What to produce.
Below are the records; reproduce all of them exactly but without any images.

Records supplied.

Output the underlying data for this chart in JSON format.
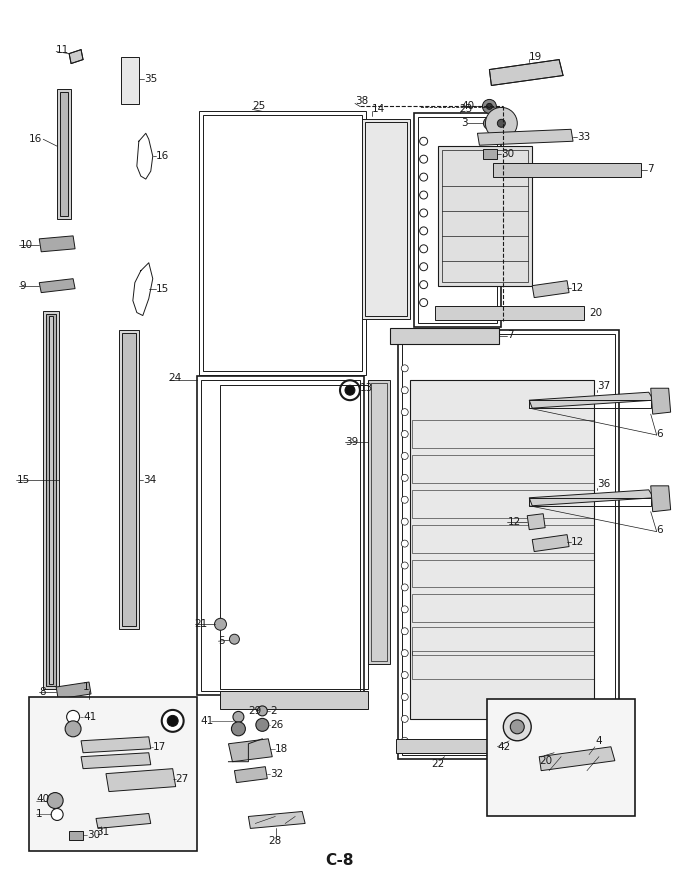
{
  "page_label": "C-8",
  "background_color": "#ffffff",
  "fig_width": 6.8,
  "fig_height": 8.9,
  "dpi": 100,
  "lc": "#1a1a1a",
  "tc": "#1a1a1a",
  "lw": 0.7,
  "fs": 7.5,
  "page_label_fontsize": 11
}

Answer in full.
Output the underlying data for this chart in JSON format.
{
  "page_label": "C-8",
  "background_color": "#ffffff",
  "fig_width": 6.8,
  "fig_height": 8.9,
  "dpi": 100,
  "lc": "#1a1a1a",
  "tc": "#1a1a1a",
  "lw": 0.7,
  "fs": 7.5,
  "page_label_fontsize": 11
}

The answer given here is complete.